Short exercise: Give the number of lines in the listing below that include the word "Refer", with nothing more.

Information supplied:

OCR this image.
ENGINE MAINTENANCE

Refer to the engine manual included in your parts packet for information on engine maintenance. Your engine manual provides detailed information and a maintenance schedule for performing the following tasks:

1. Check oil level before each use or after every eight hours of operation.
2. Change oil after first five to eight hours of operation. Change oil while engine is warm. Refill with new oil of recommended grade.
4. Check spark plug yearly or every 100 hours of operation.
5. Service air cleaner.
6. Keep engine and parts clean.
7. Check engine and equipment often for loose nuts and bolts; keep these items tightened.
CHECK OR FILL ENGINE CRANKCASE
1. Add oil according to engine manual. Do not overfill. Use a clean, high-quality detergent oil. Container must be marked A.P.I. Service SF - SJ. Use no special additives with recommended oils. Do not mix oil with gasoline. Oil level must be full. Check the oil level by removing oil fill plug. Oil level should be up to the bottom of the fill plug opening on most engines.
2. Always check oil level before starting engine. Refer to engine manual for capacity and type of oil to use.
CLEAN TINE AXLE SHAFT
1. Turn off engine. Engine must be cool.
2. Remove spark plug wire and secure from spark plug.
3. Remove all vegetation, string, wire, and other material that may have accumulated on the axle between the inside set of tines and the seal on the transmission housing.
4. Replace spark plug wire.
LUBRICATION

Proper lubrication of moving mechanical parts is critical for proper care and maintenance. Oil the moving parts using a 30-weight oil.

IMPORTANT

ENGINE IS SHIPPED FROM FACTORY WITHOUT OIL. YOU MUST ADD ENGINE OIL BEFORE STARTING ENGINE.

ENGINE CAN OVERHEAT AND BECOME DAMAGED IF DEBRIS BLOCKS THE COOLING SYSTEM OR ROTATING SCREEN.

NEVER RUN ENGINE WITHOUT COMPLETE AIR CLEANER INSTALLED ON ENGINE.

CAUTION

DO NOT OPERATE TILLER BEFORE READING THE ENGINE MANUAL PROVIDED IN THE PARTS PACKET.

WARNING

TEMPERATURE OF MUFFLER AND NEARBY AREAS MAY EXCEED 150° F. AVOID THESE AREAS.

Solution: 2